_AIM_: Return the entries verbatim and drop every picture.

--- START OF EXTRACTED ENTRIES ---

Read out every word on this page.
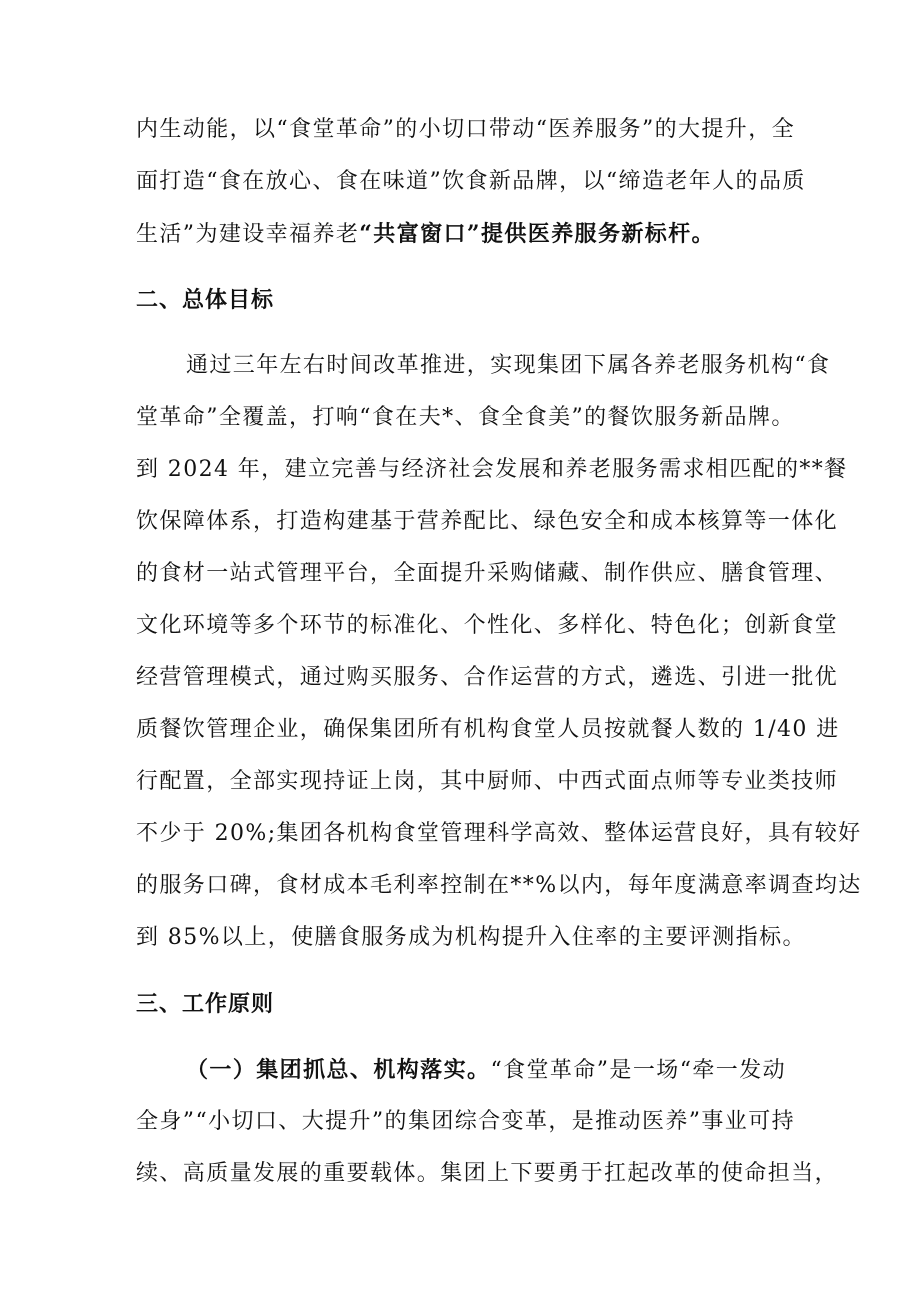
内生动能，以“食堂革命”的小切口带动“医养服务”的大提升，全
面打造“食在放心、食在味道”饮食新品牌，以“缔造老年人的品质
生活”为建设幸福养老“共富窗口”提供医养服务新标杆。
二、总体目标
通过三年左右时间改革推进，实现集团下属各养老服务机构“食
堂革命”全覆盖，打响“食在夫*、食全食美”的餐饮服务新品牌。
到 2024 年，建立完善与经济社会发展和养老服务需求相匹配的**餐
饮保障体系，打造构建基于营养配比、绿色安全和成本核算等一体化
的食材一站式管理平台，全面提升采购储藏、制作供应、膳食管理、
文化环境等多个环节的标准化、个性化、多样化、特色化；创新食堂
经营管理模式，通过购买服务、合作运营的方式，遴选、引进一批优
质餐饮管理企业，确保集团所有机构食堂人员按就餐人数的 1/40 进
行配置，全部实现持证上岗，其中厨师、中西式面点师等专业类技师
不少于 20%;集团各机构食堂管理科学高效、整体运营良好，具有较好
的服务口碑，食材成本毛利率控制在**%以内，每年度满意率调查均达
到 85%以上，使膳食服务成为机构提升入住率的主要评测指标。
三、工作原则
（一）集团抓总、机构落实。“食堂革命”是一场“牵一发动
全身”“小切口、大提升”的集团综合变革，是推动医养”事业可持
续、高质量发展的重要载体。集团上下要勇于扛起改革的使命担当，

--- END OF EXTRACTED ENTRIES ---

_TASK OUTPUT_:
Read out every word on this page.
内生动能，以“食堂革命”的小切口带动“医养服务”的大提升，全
面打造“食在放心、食在味道”饮食新品牌，以“缔造老年人的品质
生活”为建设幸福养老“共富窗口”提供医养服务新标杆。
二、总体目标
通过三年左右时间改革推进，实现集团下属各养老服务机构“食
堂革命”全覆盖，打响“食在夫*、食全食美”的餐饮服务新品牌。
到 2024 年，建立完善与经济社会发展和养老服务需求相匹配的**餐
饮保障体系，打造构建基于营养配比、绿色安全和成本核算等一体化
的食材一站式管理平台，全面提升采购储藏、制作供应、膳食管理、
文化环境等多个环节的标准化、个性化、多样化、特色化；创新食堂
经营管理模式，通过购买服务、合作运营的方式，遴选、引进一批优
质餐饮管理企业，确保集团所有机构食堂人员按就餐人数的 1/40 进
行配置，全部实现持证上岗，其中厨师、中西式面点师等专业类技师
不少于 20%;集团各机构食堂管理科学高效、整体运营良好，具有较好
的服务口碑，食材成本毛利率控制在**%以内，每年度满意率调查均达
到 85%以上，使膳食服务成为机构提升入住率的主要评测指标。
三、工作原则
（一）集团抓总、机构落实。“食堂革命”是一场“牵一发动
全身”“小切口、大提升”的集团综合变革，是推动医养”事业可持
续、高质量发展的重要载体。集团上下要勇于扛起改革的使命担当，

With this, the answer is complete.